GIVEN TASK:
Find each line with "content" and copy it.

RECORDS PROVIDED:

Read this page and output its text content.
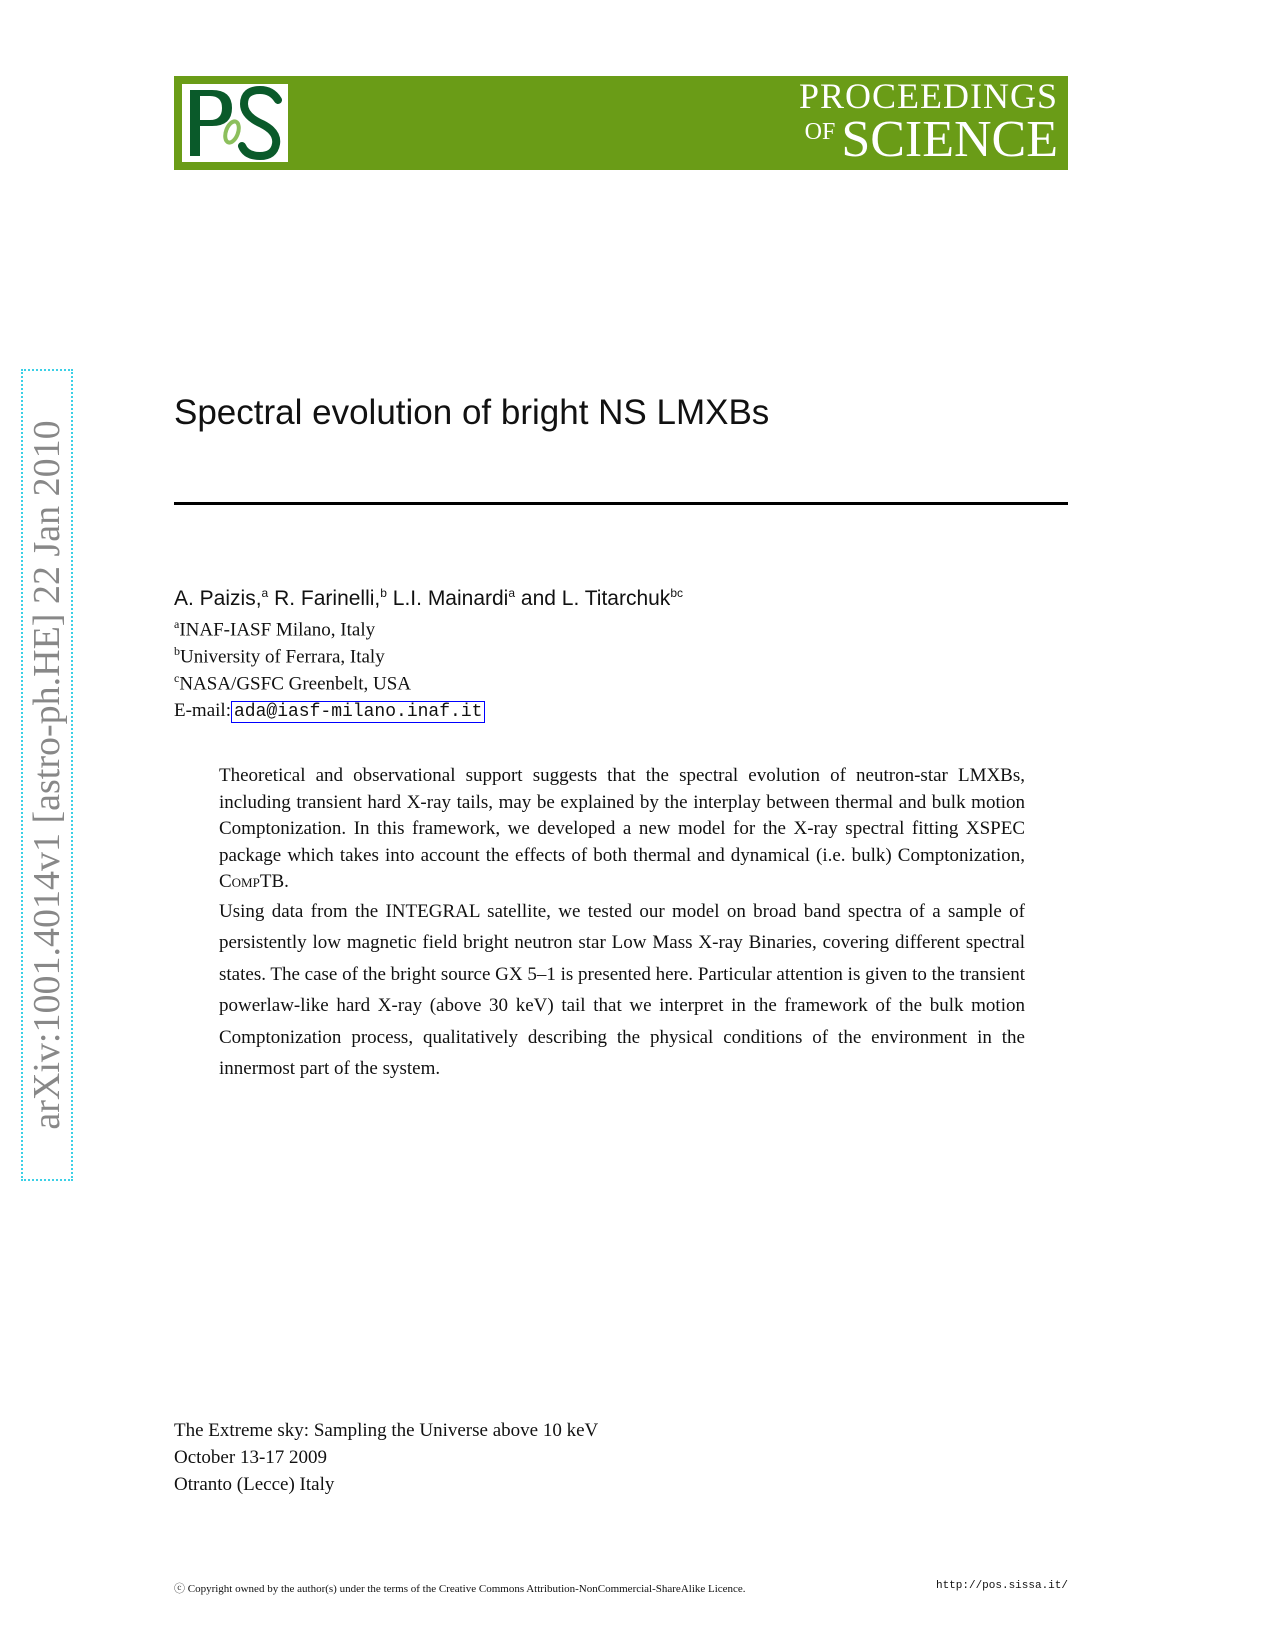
PROCEEDINGS
$^{OF}$ SCIENCE
arXiv:1001.4014v1 [astro-ph.HE] 22 Jan 2010
Spectral evolution of bright NS LMXBs
A. Paizis,$^a$ R. Farinelli,$^b$ L.I. Mainardi$^a$ and L. Titarchuk$^{bc}$
$^a$INAF-IASF Milano, Italy
$^b$University of Ferrara, Italy
$^c$NASA/GSFC Greenbelt, USA
E-mail: ada@iasf-milano.inaf.it

Theoretical and observational support suggests that the spectral evolution of neutron-star LMXBs, including transient hard X-ray tails, may be explained by the interplay between thermal and bulk motion Comptonization. In this framework, we developed a new model for the X-ray spectral fitting XSPEC package which takes into account the effects of both thermal and dynamical (i.e. bulk) Comptonization, CompTB.

Using data from the INTEGRAL satellite, we tested our model on broad band spectra of a sample of persistently low magnetic field bright neutron star Low Mass X-ray Binaries, covering different spectral states. The case of the bright source GX 5–1 is presented here. Particular attention is given to the transient powerlaw-like hard X-ray (above 30 keV) tail that we interpret in the framework of the bulk motion Comptonization process, qualitatively describing the physical conditions of the environment in the innermost part of the system.

The Extreme sky: Sampling the Universe above 10 keV
October 13-17 2009
Otranto (Lecce) Italy
ⓒ Copyright owned by the author(s) under the terms of the Creative Commons Attribution-NonCommercial-ShareAlike Licence.	http://pos.sissa.it/
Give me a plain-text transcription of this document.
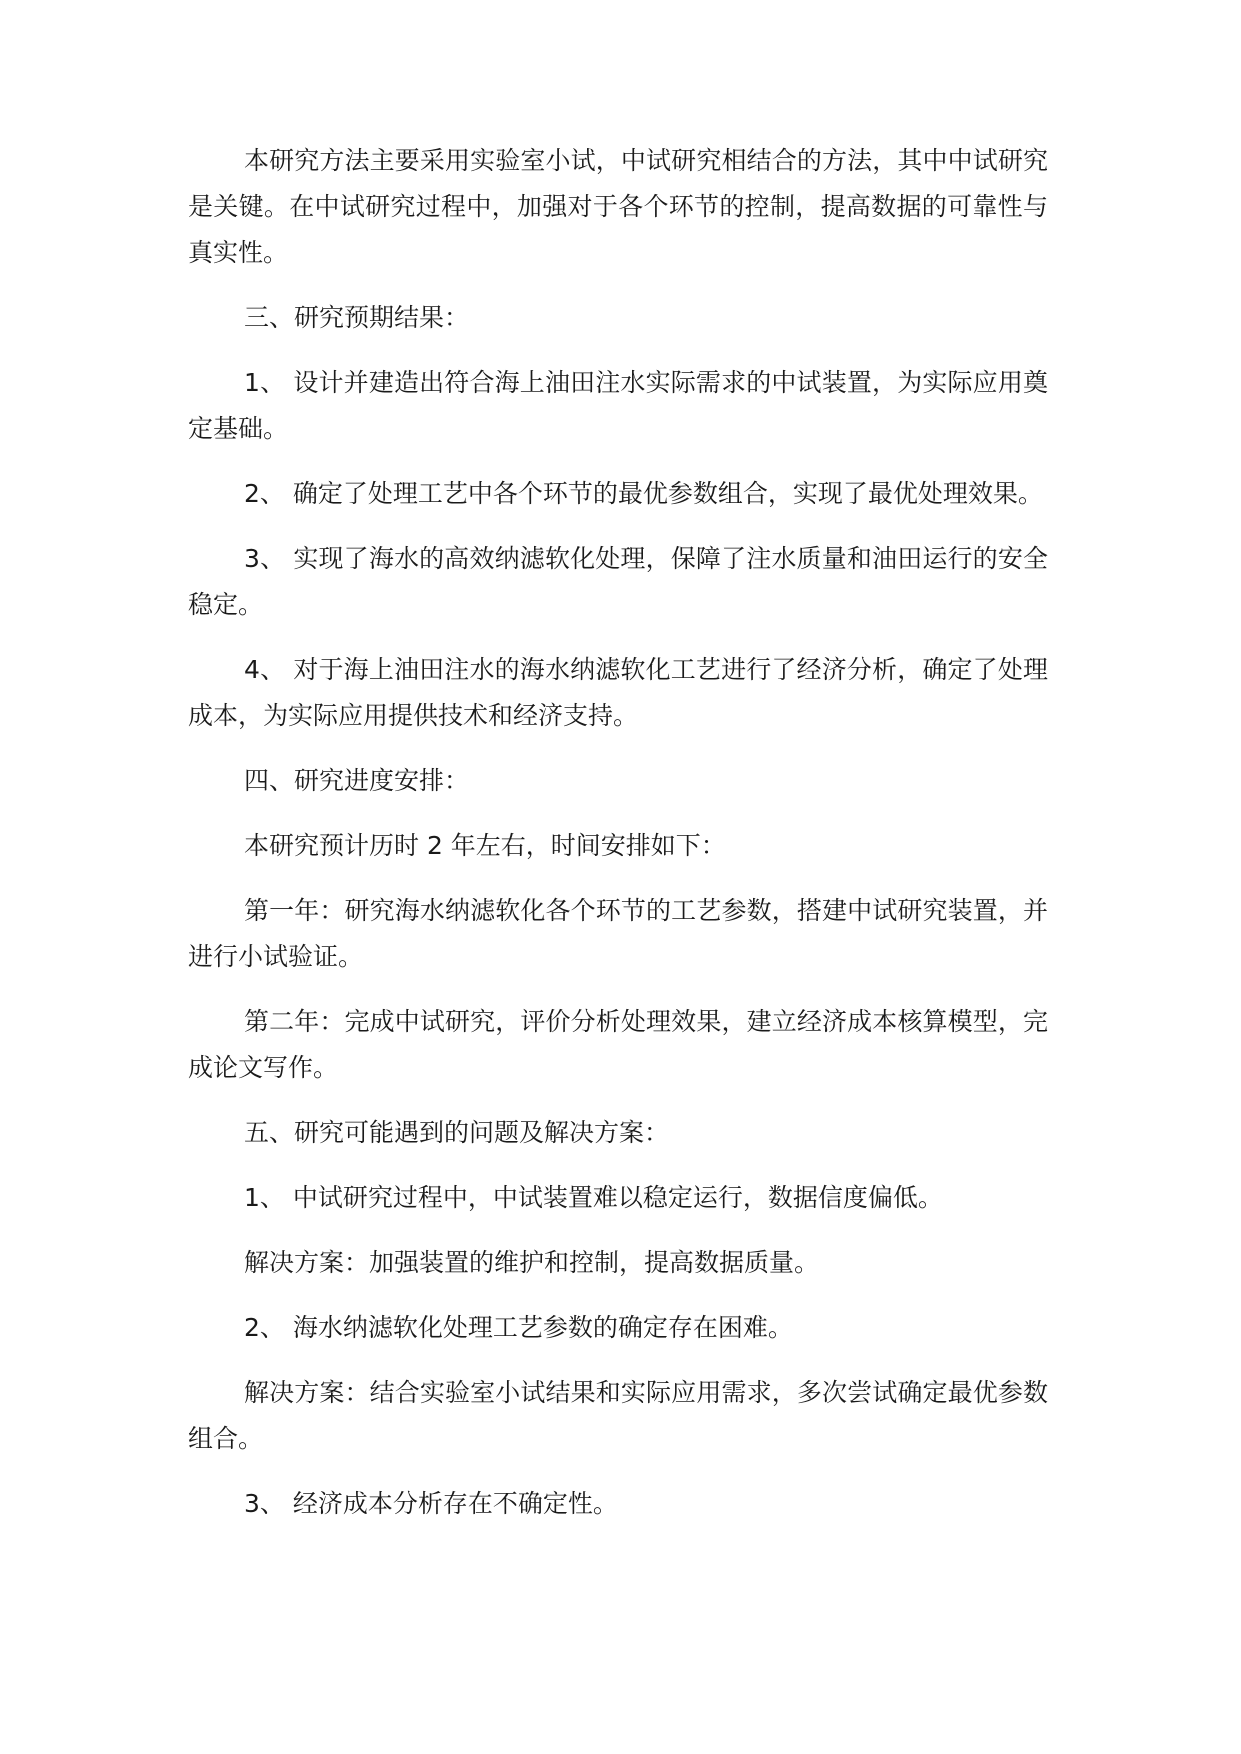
本研究方法主要采用实验室小试，中试研究相结合的方法，其中中试研究是关键。在中试研究过程中，加强对于各个环节的控制，提高数据的可靠性与真实性。

三、研究预期结果：

1、 设计并建造出符合海上油田注水实际需求的中试装置，为实际应用奠定基础。

2、 确定了处理工艺中各个环节的最优参数组合，实现了最优处理效果。

3、 实现了海水的高效纳滤软化处理，保障了注水质量和油田运行的安全稳定。

4、 对于海上油田注水的海水纳滤软化工艺进行了经济分析，确定了处理成本，为实际应用提供技术和经济支持。

四、研究进度安排：

本研究预计历时 2 年左右，时间安排如下：

第一年：研究海水纳滤软化各个环节的工艺参数，搭建中试研究装置，并进行小试验证。

第二年：完成中试研究，评价分析处理效果，建立经济成本核算模型，完成论文写作。

五、研究可能遇到的问题及解决方案：

1、 中试研究过程中，中试装置难以稳定运行，数据信度偏低。

解决方案：加强装置的维护和控制，提高数据质量。

2、 海水纳滤软化处理工艺参数的确定存在困难。

解决方案：结合实验室小试结果和实际应用需求，多次尝试确定最优参数组合。

3、 经济成本分析存在不确定性。
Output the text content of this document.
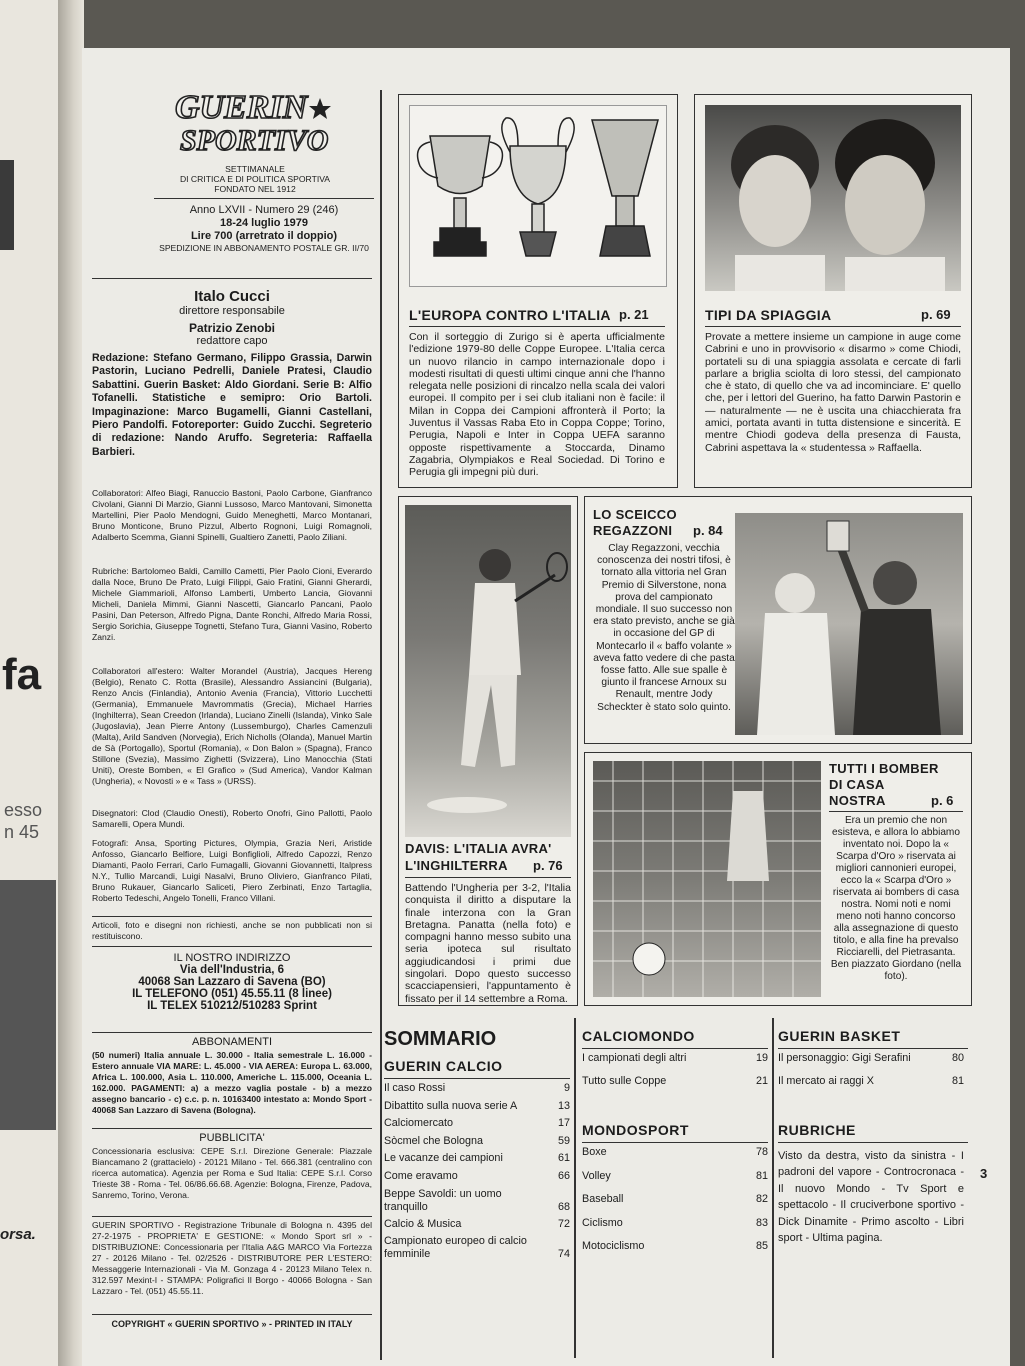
fa
esso
n 45
orsa.
GUERIN
SPORTIVO
SETTIMANALE
DI CRITICA E DI POLITICA SPORTIVA
FONDATO NEL 1912
Anno LXVII - Numero 29 (246)
18-24 luglio 1979
Lire 700 (arretrato il doppio)
SPEDIZIONE IN ABBONAMENTO POSTALE GR. II/70
Italo Cucci
direttore responsabile
Patrizio Zenobi
redattore capo
Redazione: Stefano Germano, Filippo Grassia, Darwin Pastorin, Luciano Pedrelli, Daniele Pratesi, Claudio Sabattini. Guerin Basket: Aldo Giordani. Serie B: Alfio Tofanelli. Statistiche e semipro: Orio Bartoli. Impaginazione: Marco Bugamelli, Gianni Castellani, Piero Pandolfi. Fotoreporter: Guido Zucchi. Segreterio di redazione: Nando Aruffo. Segreteria: Raffaella Barbieri.
Collaboratori: Alfeo Biagi, Ranuccio Bastoni, Paolo Carbone, Gianfranco Civolani, Gianni Di Marzio, Gianni Lussoso, Marco Mantovani, Simonetta Martellini, Pier Paolo Mendogni, Guido Meneghetti, Marco Montanari, Bruno Monticone, Bruno Pizzul, Alberto Rognoni, Luigi Romagnoli, Adalberto Scemma, Gianni Spinelli, Gualtiero Zanetti, Paolo Ziliani.
Rubriche: Bartolomeo Baldi, Camillo Cametti, Pier Paolo Cioni, Everardo dalla Noce, Bruno De Prato, Luigi Filippi, Gaio Fratini, Gianni Gherardi, Michele Giammarioli, Alfonso Lamberti, Umberto Lancia, Giovanni Micheli, Daniela Mimmi, Gianni Nascetti, Giancarlo Pancani, Paolo Pasini, Dan Peterson, Alfredo Pigna, Dante Ronchi, Alfredo Maria Rossi, Sergio Sorichia, Giuseppe Tognetti, Stefano Tura, Gianni Vasino, Roberto Zanzi.
Collaboratori all'estero: Walter Morandel (Austria), Jacques Hereng (Belgio), Renato C. Rotta (Brasile), Alessandro Assiancini (Bulgaria), Renzo Ancis (Finlandia), Antonio Avenia (Francia), Vittorio Lucchetti (Germania), Emmanuele Mavrommatis (Grecia), Michael Harries (Inghilterra), Sean Creedon (Irlanda), Luciano Zinelli (Islanda), Vinko Sale (Jugoslavia), Jean Pierre Antony (Lussemburgo), Charles Camenzuli (Malta), Arild Sandven (Norvegia), Erich Nicholls (Olanda), Manuel Martin de Sà (Portogallo), Sportul (Romania), « Don Balon » (Spagna), Franco Stillone (Svezia), Massimo Zighetti (Svizzera), Lino Manocchia (Stati Uniti), Oreste Bomben, « El Grafico » (Sud America), Vandor Kalman (Ungheria), « Novosti » e « Tass » (URSS).
Disegnatori: Clod (Claudio Onesti), Roberto Onofri, Gino Pallotti, Paolo Samarelli, Opera Mundi.
Fotografi: Ansa, Sporting Pictures, Olympia, Grazia Neri, Aristide Anfosso, Giancarlo Belfiore, Luigi Bonfiglioli, Alfredo Capozzi, Renzo Diamanti, Paolo Ferrari, Carlo Fumagalli, Giovanni Giovannetti, Italpress N.Y., Tullio Marcandi, Luigi Nasalvi, Bruno Oliviero, Gianfranco Pilati, Bruno Rukauer, Giancarlo Saliceti, Piero Zerbinati, Enzo Tartaglia, Roberto Tedeschi, Angelo Tonelli, Franco Villani.
Articoli, foto e disegni non richiesti, anche se non pubblicati non si restituiscono.
IL NOSTRO INDIRIZZO
Via dell'Industria, 6
40068 San Lazzaro di Savena (BO)
IL TELEFONO (051) 45.55.11 (8 linee)
IL TELEX 510212/510283 Sprint
ABBONAMENTI
(50 numeri) Italia annuale L. 30.000 - Italia semestrale L. 16.000 - Estero annuale VIA MARE: L. 45.000 - VIA AEREA: Europa L. 63.000, Africa L. 100.000, Asia L. 110.000, Americhe L. 115.000, Oceania L. 162.000. PAGAMENTI: a) a mezzo vaglia postale - b) a mezzo assegno bancario - c) c.c. p. n. 10163400 intestato a: Mondo Sport - 40068 San Lazzaro di Savena (Bologna).
PUBBLICITA'
Concessionaria esclusiva: CEPE S.r.l. Direzione Generale: Piazzale Biancamano 2 (grattacielo) - 20121 Milano - Tel. 666.381 (centralino con ricerca automatica). Agenzia per Roma e Sud Italia: CEPE S.r.l. Corso Trieste 38 - Roma - Tel. 06/86.66.68. Agenzie: Bologna, Firenze, Padova, Sanremo, Torino, Verona.
GUERIN SPORTIVO - Registrazione Tribunale di Bologna n. 4395 del 27-2-1975 - PROPRIETA' E GESTIONE: « Mondo Sport srl » - DISTRIBUZIONE: Concessionaria per l'Italia A&G MARCO Via Fortezza 27 - 20126 Milano - Tel. 02/2526 - DISTRIBUTORE PER L'ESTERO: Messaggerie Internazionali - Via M. Gonzaga 4 - 20123 Milano Telex n. 312.597 Mexint-I - STAMPA: Poligrafici Il Borgo - 40066 Bologna - San Lazzaro - Tel. (051) 45.55.11.
COPYRIGHT « GUERIN SPORTIVO » - PRINTED IN ITALY
L'EUROPA CONTRO L'ITALIA p. 21
Con il sorteggio di Zurigo si è aperta ufficialmente l'edizione 1979-80 delle Coppe Europee. L'Italia cerca un nuovo rilancio in campo internazionale dopo i modesti risultati di questi ultimi cinque anni che l'hanno relegata nelle posizioni di rincalzo nella scala dei valori europei. Il compito per i sei club italiani non è facile: il Milan in Coppa dei Campioni affronterà il Porto; la Juventus il Vassas Raba Eto in Coppa Coppe; Torino, Perugia, Napoli e Inter in Coppa UEFA saranno opposte rispettivamente a Stoccarda, Dinamo Zagabria, Olympiakos e Real Sociedad. Di Torino e Perugia gli impegni più duri.
TIPI DA SPIAGGIA	p. 69
Provate a mettere insieme un campione in auge come Cabrini e uno in provvisorio « disarmo » come Chiodi, portateli su di una spiaggia assolata e cercate di farli parlare a briglia sciolta di loro stessi, del campionato che è stato, di quello che va ad incominciare. E' quello che, per i lettori del Guerino, ha fatto Darwin Pastorin e — naturalmente — ne è uscita una chiacchierata fra amici, portata avanti in tutta distensione e sincerità. E mentre Chiodi godeva della presenza di Fausta, Cabrini aspettava la « studentessa » Raffaella.
DAVIS: L'ITALIA AVRA'
L'INGHILTERRA p. 76
Battendo l'Ungheria per 3-2, l'Italia conquista il diritto a disputare la finale interzona con la Gran Bretagna. Panatta (nella foto) e compagni hanno messo subito una seria ipoteca sul risultato aggiudicandosi i primi due singolari. Dopo questo successo scacciapensieri, l'appuntamento è fissato per il 14 settembre a Roma.
LO SCEICCO
REGAZZONI p. 84
Clay Regazzoni, vecchia conoscenza dei nostri tifosi, è tornato alla vittoria nel Gran Premio di Silverstone, nona prova del campionato mondiale. Il suo successo non era stato previsto, anche se già in occasione del GP di Montecarlo il « baffo volante » aveva fatto vedere di che pasta fosse fatto. Alle sue spalle è giunto il francese Arnoux su Renault, mentre Jody Scheckter è stato solo quinto.
TUTTI I BOMBER
DI CASA
NOSTRA	p. 6
Era un premio che non esisteva, e allora lo abbiamo inventato noi. Dopo la « Scarpa d'Oro » riservata ai migliori cannonieri europei, ecco la « Scarpa d'Oro » riservata ai bombers di casa nostra. Nomi noti e nomi meno noti hanno concorso alla assegnazione di questo titolo, e alla fine ha prevalso Ricciarelli, del Pietrasanta. Ben piazzato Giordano (nella foto).
SOMMARIO
GUERIN CALCIO
Il caso Rossi	9
Dibattito sulla nuova serie A	13
Calciomercato	17
Sòcmel che Bologna	59
Le vacanze dei campioni	61
Come eravamo	66
Beppe Savoldi: un uomo tranquillo	68
Calcio & Musica	72
Campionato europeo di calcio femminile	74
CALCIOMONDO
I campionati degli altri	19
Tutto sulle Coppe	21
MONDOSPORT
Boxe	78
Volley	81
Baseball	82
Ciclismo	83
Motociclismo	85
GUERIN BASKET
Il personaggio: Gigi Serafini	80
Il mercato ai raggi X	81
RUBRICHE
Visto da destra, visto da sinistra - I padroni del vapore - Controcronaca - Il nuovo Mondo - Tv Sport e spettacolo - Il cruciverbone sportivo - Dick Dinamite - Primo ascolto - Libri sport - Ultima pagina.
3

WRITTEN SOLUTION:
Read this page and output its text content.
Output the text content of this document.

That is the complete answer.